---------- DATA TO PROCESS ----------

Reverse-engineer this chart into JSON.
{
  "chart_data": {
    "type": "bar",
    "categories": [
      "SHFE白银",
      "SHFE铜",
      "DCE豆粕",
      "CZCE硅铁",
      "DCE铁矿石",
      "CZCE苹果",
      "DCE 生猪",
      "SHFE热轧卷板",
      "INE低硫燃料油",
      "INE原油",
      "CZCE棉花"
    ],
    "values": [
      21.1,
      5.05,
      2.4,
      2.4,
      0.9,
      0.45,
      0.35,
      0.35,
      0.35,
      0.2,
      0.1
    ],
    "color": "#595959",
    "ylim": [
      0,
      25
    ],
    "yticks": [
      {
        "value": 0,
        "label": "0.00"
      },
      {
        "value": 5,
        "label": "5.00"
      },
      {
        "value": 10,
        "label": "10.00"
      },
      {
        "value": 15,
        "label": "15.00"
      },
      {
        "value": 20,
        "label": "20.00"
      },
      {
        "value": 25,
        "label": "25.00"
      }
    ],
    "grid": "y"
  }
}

----------

Retype all of the entries precisely as they are.

Reverse-engineer this chart into JSON.
{
  "chart_data": {
    "type": "bar",
    "categories": [
      "SHFE白银",
      "SHFE铜",
      "DCE豆粕",
      "CZCE硅铁",
      "DCE铁矿石",
      "CZCE苹果",
      "DCE 生猪",
      "SHFE热轧卷板",
      "INE低硫燃料油",
      "INE原油",
      "CZCE棉花"
    ],
    "values": [
      21.1,
      5.05,
      2.4,
      2.4,
      0.9,
      0.45,
      0.35,
      0.35,
      0.35,
      0.2,
      0.1
    ],
    "color": "#595959",
    "ylim": [
      0,
      25
    ],
    "yticks": [
      {
        "value": 0,
        "label": "0.00"
      },
      {
        "value": 5,
        "label": "5.00"
      },
      {
        "value": 10,
        "label": "10.00"
      },
      {
        "value": 15,
        "label": "15.00"
      },
      {
        "value": 20,
        "label": "20.00"
      },
      {
        "value": 25,
        "label": "25.00"
      }
    ],
    "grid": "y"
  }
}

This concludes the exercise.